## Description of the task
Reproduce every record exactly as it appears, but not the pictures.

'''

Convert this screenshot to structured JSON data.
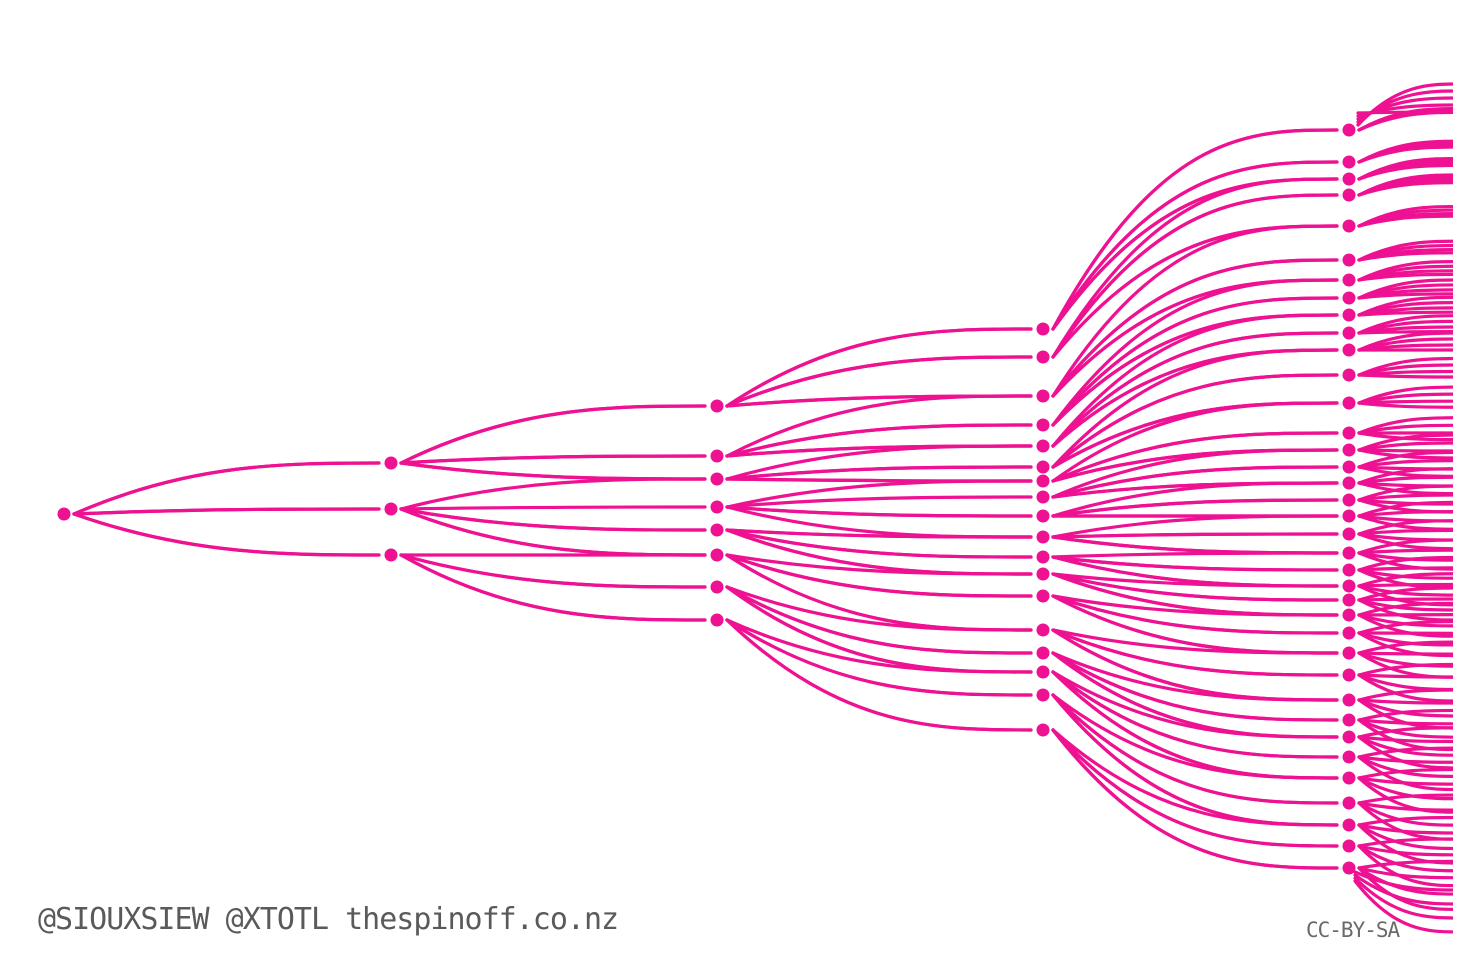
{
  "credit": "@SIOUXSIEW @XTOTL thespinoff.co.nz",
  "license": "CC-BY-SA",
  "colors": {
    "line": "#ee1192",
    "node": "#ee1192",
    "text": "#5a5a5a",
    "background": "#ffffff"
  },
  "diagram": {
    "type": "branching-tree",
    "branching_factor": 3,
    "generation_node_counts": [
      1,
      3,
      7,
      16,
      36
    ]
  }
}
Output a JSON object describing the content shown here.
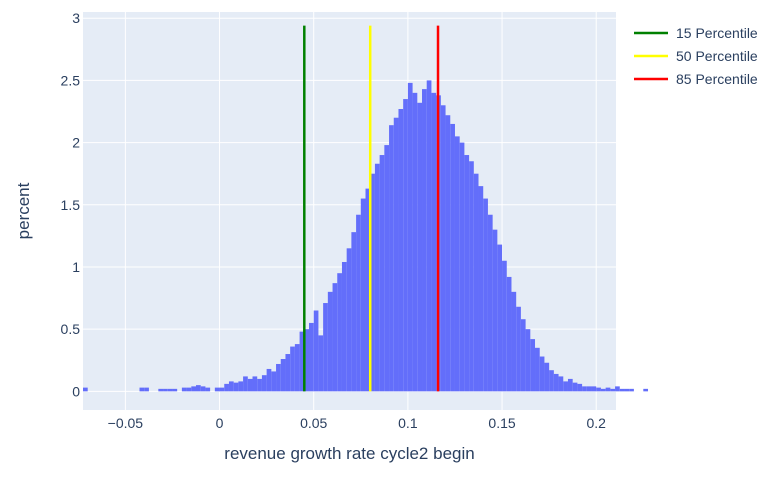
{
  "chart_data": {
    "type": "histogram",
    "xlabel": "revenue growth rate cycle2 begin",
    "ylabel": "percent",
    "xlim": [
      -0.0725,
      0.2105
    ],
    "ylim": [
      -0.15,
      3.05
    ],
    "x_ticks": [
      -0.05,
      0,
      0.05,
      0.1,
      0.15,
      0.2
    ],
    "x_tick_labels": [
      "−0.05",
      "0",
      "0.05",
      "0.1",
      "0.15",
      "0.2"
    ],
    "y_ticks": [
      0,
      0.5,
      1,
      1.5,
      2,
      2.5,
      3
    ],
    "y_tick_labels": [
      "0",
      "0.5",
      "1",
      "1.5",
      "2",
      "2.5",
      "3"
    ],
    "grid": true,
    "legend_position": "top-right",
    "bin_start": -0.0725,
    "bin_width": 0.0025,
    "bar_color": "#636efa",
    "bin_percents": [
      0.03,
      0,
      0,
      0,
      0,
      0,
      0,
      0,
      0,
      0,
      0,
      0,
      0.03,
      0.03,
      0,
      0,
      0.02,
      0.02,
      0.02,
      0.02,
      0,
      0.03,
      0.03,
      0.04,
      0.05,
      0.04,
      0.03,
      0,
      0.03,
      0.03,
      0.06,
      0.08,
      0.07,
      0.08,
      0.12,
      0.1,
      0.12,
      0.1,
      0.13,
      0.18,
      0.16,
      0.22,
      0.26,
      0.3,
      0.36,
      0.38,
      0.48,
      0.5,
      0.55,
      0.65,
      0.45,
      0.71,
      0.8,
      0.87,
      0.95,
      1.04,
      1.15,
      1.28,
      1.42,
      1.55,
      1.63,
      1.75,
      1.83,
      1.9,
      1.98,
      2.14,
      2.2,
      2.27,
      2.35,
      2.48,
      2.4,
      2.32,
      2.43,
      2.5,
      2.4,
      2.38,
      2.3,
      2.22,
      2.15,
      2.05,
      2.0,
      1.9,
      1.85,
      1.75,
      1.65,
      1.55,
      1.42,
      1.3,
      1.18,
      1.05,
      0.92,
      0.8,
      0.68,
      0.58,
      0.5,
      0.42,
      0.35,
      0.28,
      0.23,
      0.17,
      0.14,
      0.12,
      0.08,
      0.1,
      0.07,
      0.06,
      0.04,
      0.04,
      0.04,
      0.03,
      0.02,
      0.03,
      0.02,
      0.04,
      0.02,
      0.02,
      0.02,
      0,
      0,
      0.02
    ],
    "series": [
      {
        "name": "15 Percentile",
        "x": 0.045,
        "y_top": 2.94,
        "color": "#008000"
      },
      {
        "name": "50 Percentile",
        "x": 0.08,
        "y_top": 2.94,
        "color": "#ffff00"
      },
      {
        "name": "85 Percentile",
        "x": 0.116,
        "y_top": 2.94,
        "color": "#ff0000"
      }
    ]
  }
}
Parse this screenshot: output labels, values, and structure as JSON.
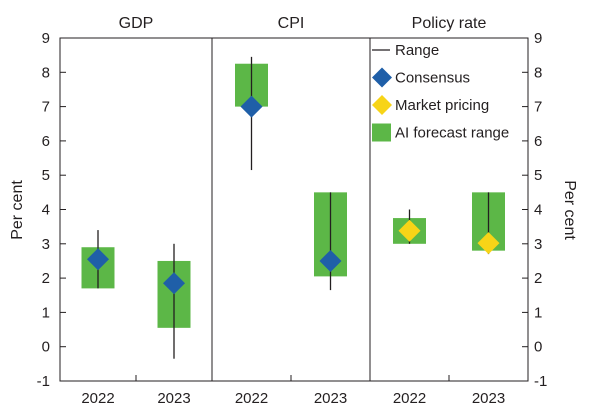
{
  "chart_data": {
    "type": "range",
    "ylabel_left": "Per cent",
    "ylabel_right": "Per cent",
    "ylim": [
      -1,
      9
    ],
    "yticks": [
      -1,
      0,
      1,
      2,
      3,
      4,
      5,
      6,
      7,
      8,
      9
    ],
    "panels": [
      {
        "title": "GDP",
        "categories": [
          "2022",
          "2023"
        ],
        "points": [
          {
            "year": "2022",
            "range": [
              1.7,
              3.4
            ],
            "ai_forecast_range": [
              1.7,
              2.9
            ],
            "consensus": 2.55
          },
          {
            "year": "2023",
            "range": [
              -0.35,
              3.0
            ],
            "ai_forecast_range": [
              0.55,
              2.5
            ],
            "consensus": 1.85
          }
        ]
      },
      {
        "title": "CPI",
        "categories": [
          "2022",
          "2023"
        ],
        "points": [
          {
            "year": "2022",
            "range": [
              5.15,
              8.45
            ],
            "ai_forecast_range": [
              7.0,
              8.25
            ],
            "consensus": 7.0
          },
          {
            "year": "2023",
            "range": [
              1.65,
              4.5
            ],
            "ai_forecast_range": [
              2.05,
              4.5
            ],
            "consensus": 2.5
          }
        ]
      },
      {
        "title": "Policy rate",
        "categories": [
          "2022",
          "2023"
        ],
        "points": [
          {
            "year": "2022",
            "range": [
              3.0,
              4.0
            ],
            "ai_forecast_range": [
              3.0,
              3.75
            ],
            "market_pricing": 3.38
          },
          {
            "year": "2023",
            "range": [
              2.7,
              4.5
            ],
            "ai_forecast_range": [
              2.8,
              4.5
            ],
            "market_pricing": 3.02
          }
        ]
      }
    ],
    "legend": [
      {
        "key": "range",
        "label": "Range"
      },
      {
        "key": "consensus",
        "label": "Consensus"
      },
      {
        "key": "market_pricing",
        "label": "Market pricing"
      },
      {
        "key": "ai_forecast_range",
        "label": "AI forecast range"
      }
    ],
    "colors": {
      "range": "#231f20",
      "consensus": "#1f5fa8",
      "market_pricing": "#f7d417",
      "ai_forecast_range": "#5cb747",
      "frame": "#231f20",
      "text": "#231f20"
    }
  }
}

'''

## Written answer
Convert this screenshot to structured JSON data.
{
  "credit": "@SIOUXSIEW @XTOTL thespinoff.co.nz",
  "license": "CC-BY-SA",
  "colors": {
    "line": "#ee1192",
    "node": "#ee1192",
    "text": "#5a5a5a",
    "background": "#ffffff"
  },
  "diagram": {
    "type": "branching-tree",
    "branching_factor": 3,
    "generation_node_counts": [
      1,
      3,
      7,
      16,
      36
    ]
  }
}
Output a JSON object describing the content shown here.
{
  "chart_data": {
    "type": "histogram",
    "xlabel": "revenue growth rate cycle2 begin",
    "ylabel": "percent",
    "xlim": [
      -0.0725,
      0.2105
    ],
    "ylim": [
      -0.15,
      3.05
    ],
    "x_ticks": [
      -0.05,
      0,
      0.05,
      0.1,
      0.15,
      0.2
    ],
    "x_tick_labels": [
      "−0.05",
      "0",
      "0.05",
      "0.1",
      "0.15",
      "0.2"
    ],
    "y_ticks": [
      0,
      0.5,
      1,
      1.5,
      2,
      2.5,
      3
    ],
    "y_tick_labels": [
      "0",
      "0.5",
      "1",
      "1.5",
      "2",
      "2.5",
      "3"
    ],
    "grid": true,
    "legend_position": "top-right",
    "bin_start": -0.0725,
    "bin_width": 0.0025,
    "bar_color": "#636efa",
    "bin_percents": [
      0.03,
      0,
      0,
      0,
      0,
      0,
      0,
      0,
      0,
      0,
      0,
      0,
      0.03,
      0.03,
      0,
      0,
      0.02,
      0.02,
      0.02,
      0.02,
      0,
      0.03,
      0.03,
      0.04,
      0.05,
      0.04,
      0.03,
      0,
      0.03,
      0.03,
      0.06,
      0.08,
      0.07,
      0.08,
      0.12,
      0.1,
      0.12,
      0.1,
      0.13,
      0.18,
      0.16,
      0.22,
      0.26,
      0.3,
      0.36,
      0.38,
      0.48,
      0.5,
      0.55,
      0.65,
      0.45,
      0.71,
      0.8,
      0.87,
      0.95,
      1.04,
      1.15,
      1.28,
      1.42,
      1.55,
      1.63,
      1.75,
      1.83,
      1.9,
      1.98,
      2.14,
      2.2,
      2.27,
      2.35,
      2.48,
      2.4,
      2.32,
      2.43,
      2.5,
      2.4,
      2.38,
      2.3,
      2.22,
      2.15,
      2.05,
      2.0,
      1.9,
      1.85,
      1.75,
      1.65,
      1.55,
      1.42,
      1.3,
      1.18,
      1.05,
      0.92,
      0.8,
      0.68,
      0.58,
      0.5,
      0.42,
      0.35,
      0.28,
      0.23,
      0.17,
      0.14,
      0.12,
      0.08,
      0.1,
      0.07,
      0.06,
      0.04,
      0.04,
      0.04,
      0.03,
      0.02,
      0.03,
      0.02,
      0.04,
      0.02,
      0.02,
      0.02,
      0,
      0,
      0.02
    ],
    "series": [
      {
        "name": "15 Percentile",
        "x": 0.045,
        "y_top": 2.94,
        "color": "#008000"
      },
      {
        "name": "50 Percentile",
        "x": 0.08,
        "y_top": 2.94,
        "color": "#ffff00"
      },
      {
        "name": "85 Percentile",
        "x": 0.116,
        "y_top": 2.94,
        "color": "#ff0000"
      }
    ]
  }
}
Parse this screenshot: output labels, values, and structure as JSON.
{
  "chart_data": {
    "type": "range",
    "ylabel_left": "Per cent",
    "ylabel_right": "Per cent",
    "ylim": [
      -1,
      9
    ],
    "yticks": [
      -1,
      0,
      1,
      2,
      3,
      4,
      5,
      6,
      7,
      8,
      9
    ],
    "panels": [
      {
        "title": "GDP",
        "categories": [
          "2022",
          "2023"
        ],
        "points": [
          {
            "year": "2022",
            "range": [
              1.7,
              3.4
            ],
            "ai_forecast_range": [
              1.7,
              2.9
            ],
            "consensus": 2.55
          },
          {
            "year": "2023",
            "range": [
              -0.35,
              3.0
            ],
            "ai_forecast_range": [
              0.55,
              2.5
            ],
            "consensus": 1.85
          }
        ]
      },
      {
        "title": "CPI",
        "categories": [
          "2022",
          "2023"
        ],
        "points": [
          {
            "year": "2022",
            "range": [
              5.15,
              8.45
            ],
            "ai_forecast_range": [
              7.0,
              8.25
            ],
            "consensus": 7.0
          },
          {
            "year": "2023",
            "range": [
              1.65,
              4.5
            ],
            "ai_forecast_range": [
              2.05,
              4.5
            ],
            "consensus": 2.5
          }
        ]
      },
      {
        "title": "Policy rate",
        "categories": [
          "2022",
          "2023"
        ],
        "points": [
          {
            "year": "2022",
            "range": [
              3.0,
              4.0
            ],
            "ai_forecast_range": [
              3.0,
              3.75
            ],
            "market_pricing": 3.38
          },
          {
            "year": "2023",
            "range": [
              2.7,
              4.5
            ],
            "ai_forecast_range": [
              2.8,
              4.5
            ],
            "market_pricing": 3.02
          }
        ]
      }
    ],
    "legend": [
      {
        "key": "range",
        "label": "Range"
      },
      {
        "key": "consensus",
        "label": "Consensus"
      },
      {
        "key": "market_pricing",
        "label": "Market pricing"
      },
      {
        "key": "ai_forecast_range",
        "label": "AI forecast range"
      }
    ],
    "colors": {
      "range": "#231f20",
      "consensus": "#1f5fa8",
      "market_pricing": "#f7d417",
      "ai_forecast_range": "#5cb747",
      "frame": "#231f20",
      "text": "#231f20"
    }
  }
}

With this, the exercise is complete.